▸ **INSTRUCTIONS TO FOLLOW**
Copy each line of the material below that includes the string "café".

─── RECORDS TO PROCESS ───

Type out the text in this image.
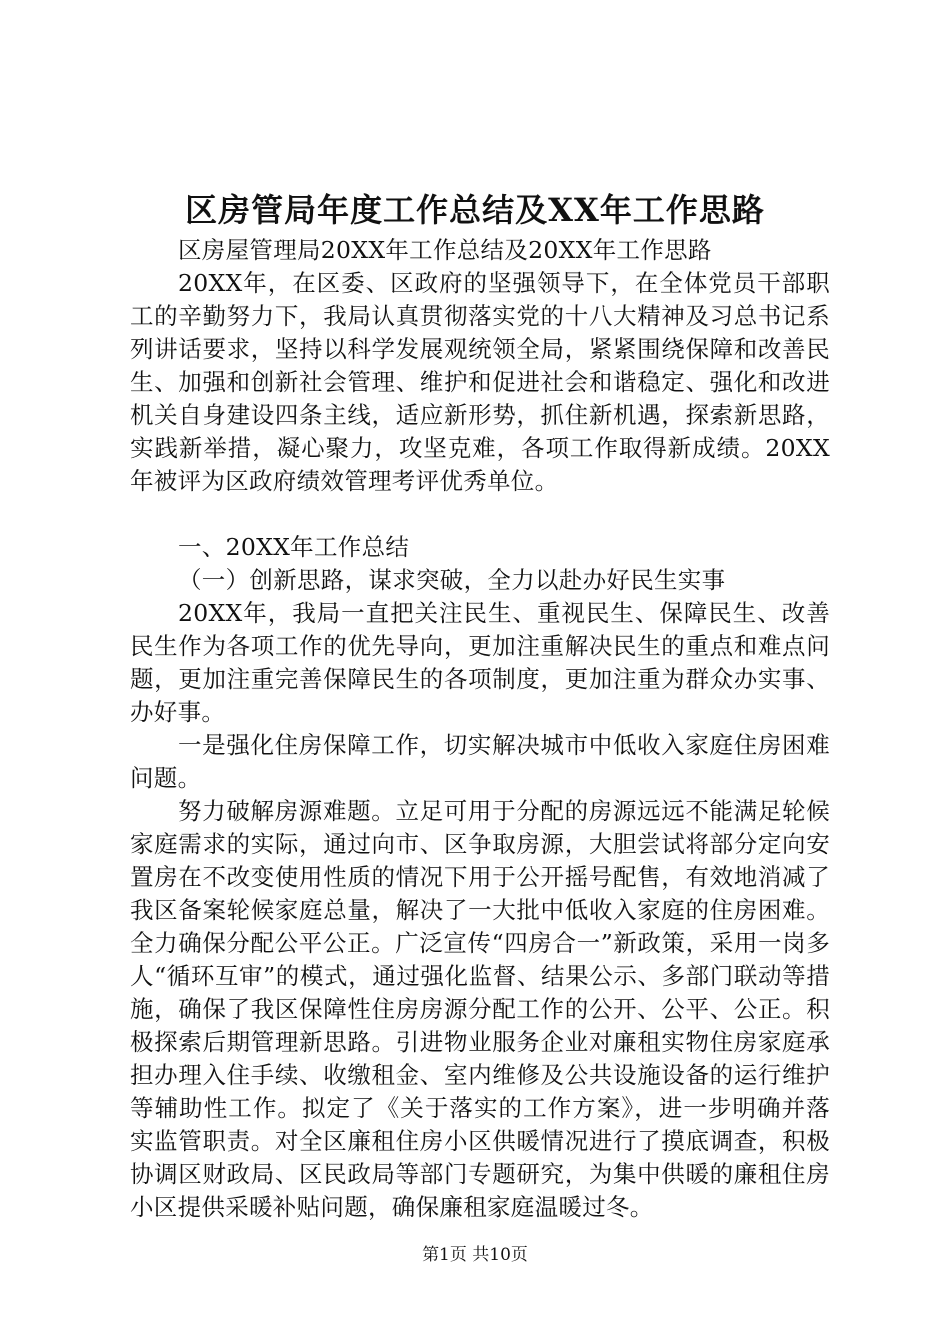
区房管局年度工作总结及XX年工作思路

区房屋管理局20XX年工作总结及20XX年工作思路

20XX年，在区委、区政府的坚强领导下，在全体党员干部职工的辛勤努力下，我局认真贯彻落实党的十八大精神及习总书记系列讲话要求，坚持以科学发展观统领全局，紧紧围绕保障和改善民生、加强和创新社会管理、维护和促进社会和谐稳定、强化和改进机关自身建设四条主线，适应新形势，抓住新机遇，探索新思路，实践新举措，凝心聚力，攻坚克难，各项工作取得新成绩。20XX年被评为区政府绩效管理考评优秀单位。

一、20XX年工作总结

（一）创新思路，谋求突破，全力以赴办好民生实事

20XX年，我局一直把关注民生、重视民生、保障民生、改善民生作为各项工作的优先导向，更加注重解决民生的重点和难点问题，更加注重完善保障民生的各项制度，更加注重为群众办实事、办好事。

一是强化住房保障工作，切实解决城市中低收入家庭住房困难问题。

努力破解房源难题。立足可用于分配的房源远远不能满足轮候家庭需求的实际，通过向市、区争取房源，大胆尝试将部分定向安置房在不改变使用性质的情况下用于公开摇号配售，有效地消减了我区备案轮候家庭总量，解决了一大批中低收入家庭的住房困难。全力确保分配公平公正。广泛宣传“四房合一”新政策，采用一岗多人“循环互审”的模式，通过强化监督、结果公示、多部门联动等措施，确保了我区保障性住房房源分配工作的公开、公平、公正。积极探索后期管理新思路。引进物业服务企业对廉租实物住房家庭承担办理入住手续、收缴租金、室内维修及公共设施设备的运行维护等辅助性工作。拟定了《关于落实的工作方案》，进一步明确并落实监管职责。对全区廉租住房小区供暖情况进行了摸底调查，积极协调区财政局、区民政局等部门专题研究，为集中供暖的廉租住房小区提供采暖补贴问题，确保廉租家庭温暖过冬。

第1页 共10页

───
─── RECORDS TO PROCESS ───

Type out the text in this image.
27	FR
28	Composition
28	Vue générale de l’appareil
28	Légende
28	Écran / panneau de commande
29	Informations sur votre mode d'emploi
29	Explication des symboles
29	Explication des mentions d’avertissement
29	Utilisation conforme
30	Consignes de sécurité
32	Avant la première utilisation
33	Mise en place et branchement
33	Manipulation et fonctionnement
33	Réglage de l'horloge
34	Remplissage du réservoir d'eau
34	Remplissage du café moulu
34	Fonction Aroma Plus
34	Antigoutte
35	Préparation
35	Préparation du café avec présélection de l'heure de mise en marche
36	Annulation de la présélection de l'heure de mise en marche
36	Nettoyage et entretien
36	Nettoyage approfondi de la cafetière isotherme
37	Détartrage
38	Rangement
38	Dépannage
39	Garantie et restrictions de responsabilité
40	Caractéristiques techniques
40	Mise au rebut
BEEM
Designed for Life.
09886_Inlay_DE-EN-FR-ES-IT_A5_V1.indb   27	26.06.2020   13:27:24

───

▸ **COMPLETED TASK**
34	Remplissage du café moulu
35	Préparation du café avec présélection de l'heure de mise en marche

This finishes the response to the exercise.